Page –
Aired October 25, 2019 - 13:00   ET



UNIDENTIFIED MALE: After the choice lifted the great hymn (ph) of the church, it is well that next voice we shall hear is that of Congressman Elijah Cummings' pastor, Bishop Walter Scott Thomas Sr., the senior pastor of the New Psalmist Baptist Church and the presiding (INAUDIBLE) of the Kingdom Association of Covenant Pastors. I asked that as he that is he mounts (ph) the pulpit desk, we might stand in honor and reverence to the office he holds as bishop in the church of the Lord Jesus Christ.

BRIANNA KEILAR, CNN HOST: All right. We are watching the celebration of Elijah Cummings, and we just heard from former President Barack Obama eulogizing him, following former President Bill Clinton eulogizing Elijah Cummings, and really just some amazing words that we have heard about a tremendous statesman in Congress.

We heard from President Obama saying -- he was telling a story about Elijah Cummings' father who was a sharecropper, and he said that this was a story Cummings had told him. He said that they would go to the airport not to board planes but to watch others do it. Robert would say, I have not flied, I may not fly, but you will fly one day. We can't afford it right now, but you will fly.

I want to bring in Abby Phillip to talk about what we've been watching here in Elijah Cummings' hometown of Baltimore.

It been has amazing what we've seen today and what we've been seeing over the last days of friends of Elijah Cummings, some who you might be surprised to even learn that he was friends with them, right, some stalwart Republicans, for instance, who have had amazing things to say about Elijah Cummings.

ABBY PHILLIP, CNN POLITICAL CORRESPONDENT: And the statesmanship that he represents that seems to be on the sort of downward slope here. It seems like he got a fewer and fewer of these types of people here in Washington.

Written request –
Answer these questions from the transcript:
(a) Who is introduced as Elijah Cummings' pastor?
(b) Which former president eulogized Cummings before Barack Obama?
(c) What city is named as Cummings' hometown?

Supplied data –

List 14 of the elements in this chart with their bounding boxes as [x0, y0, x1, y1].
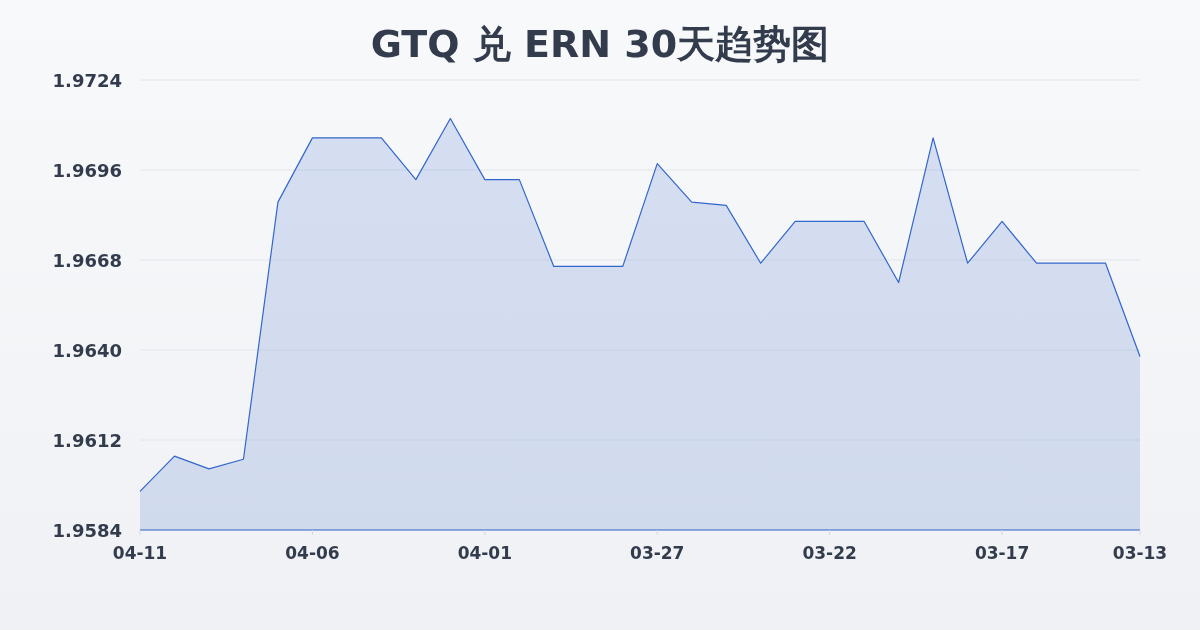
y-tick-label: 1.9584 — [52, 520, 122, 541]
x-tick-label: 03-22 — [802, 543, 857, 563]
x-tick-label: 03-13 — [1112, 543, 1168, 563]
x-tick-label: 04-01 — [457, 543, 513, 563]
y-tick-label: 1.9612 — [52, 430, 122, 451]
chart-title: GTQ 兑 ERN 30天趋势图 — [369, 21, 831, 68]
x-tick-label: 03-27 — [630, 543, 685, 563]
x-tick-label: 03-17 — [974, 543, 1030, 563]
y-tick-label: 1.9724 — [52, 70, 122, 91]
x-tick-label: 04-06 — [285, 543, 340, 563]
y-tick-label: 1.9696 — [52, 160, 122, 181]
y-tick-label: 1.9668 — [52, 250, 122, 271]
x-tick-label: 04-11 — [112, 543, 168, 563]
y-tick-label: 1.9640 — [52, 340, 122, 361]
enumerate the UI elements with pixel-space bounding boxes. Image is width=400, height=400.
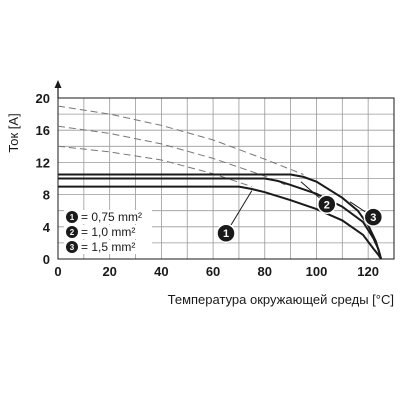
- y-axis-label: Ток [A]: [6, 113, 21, 152]
- y-tick-label: 4: [43, 220, 51, 235]
- x-tick-label: 120: [357, 264, 379, 279]
- legend-badge-label: 1: [70, 213, 75, 222]
- x-tick-label: 20: [102, 264, 116, 279]
- x-tick-label: 0: [54, 264, 61, 279]
- legend-badge-label: 3: [70, 243, 75, 252]
- legend-badge-1: [66, 211, 78, 223]
- x-tick-label: 80: [258, 264, 272, 279]
- callout-badge-3: [363, 207, 384, 227]
- x-tick-label: 40: [154, 264, 168, 279]
- legend-badge-label: 2: [70, 228, 75, 237]
- legend-entry-text: = 1,5 mm²: [81, 240, 135, 254]
- y-tick-label: 12: [36, 155, 50, 170]
- dashed-reference-curve: [57, 105, 304, 175]
- legend-backdrop: [64, 240, 152, 254]
- legend-entry-text: = 1,0 mm²: [81, 225, 135, 239]
- x-axis-label: Температура окружающей среды [°C]: [168, 292, 394, 307]
- callout-badge-label: 3: [370, 212, 376, 224]
- callout-badge-label: 1: [223, 228, 229, 240]
- y-tick-label: 8: [43, 188, 50, 203]
- y-tick-label: 20: [36, 91, 50, 106]
- series-callouts: 1 2 3: [216, 181, 384, 243]
- y-axis-arrow-head: [54, 80, 62, 88]
- callout-badge-1: [216, 223, 236, 243]
- y-tick-label: 16: [36, 123, 50, 138]
- series-line-3: [58, 173, 383, 260]
- x-tick-label: 60: [206, 264, 220, 279]
- dashed-reference-curve: [57, 125, 286, 186]
- legend-badge-3: [66, 241, 78, 253]
- axes: [54, 80, 62, 98]
- callout-badge-label: 2: [324, 199, 330, 211]
- legend-entry-text: = 0,75 mm²: [81, 210, 142, 224]
- series-line-1: [58, 185, 382, 260]
- dashed-reference-curve: [57, 145, 252, 188]
- legend-backdrop: [64, 225, 152, 239]
- callout-badge-2: [317, 194, 337, 215]
- y-tick-label: 0: [43, 252, 50, 267]
- legend-badge-2: [66, 226, 78, 238]
- legend-backdrop: [64, 210, 152, 224]
- x-tick-label: 100: [306, 264, 328, 279]
- legend: 1 = 0,75 mm² 2 = 1,0 mm² 3 = 1,5 mm²: [64, 210, 152, 254]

Written solution –
(a) Bishop Walter Scott Thomas Sr.
(b) Bill Clinton
(c) Baltimore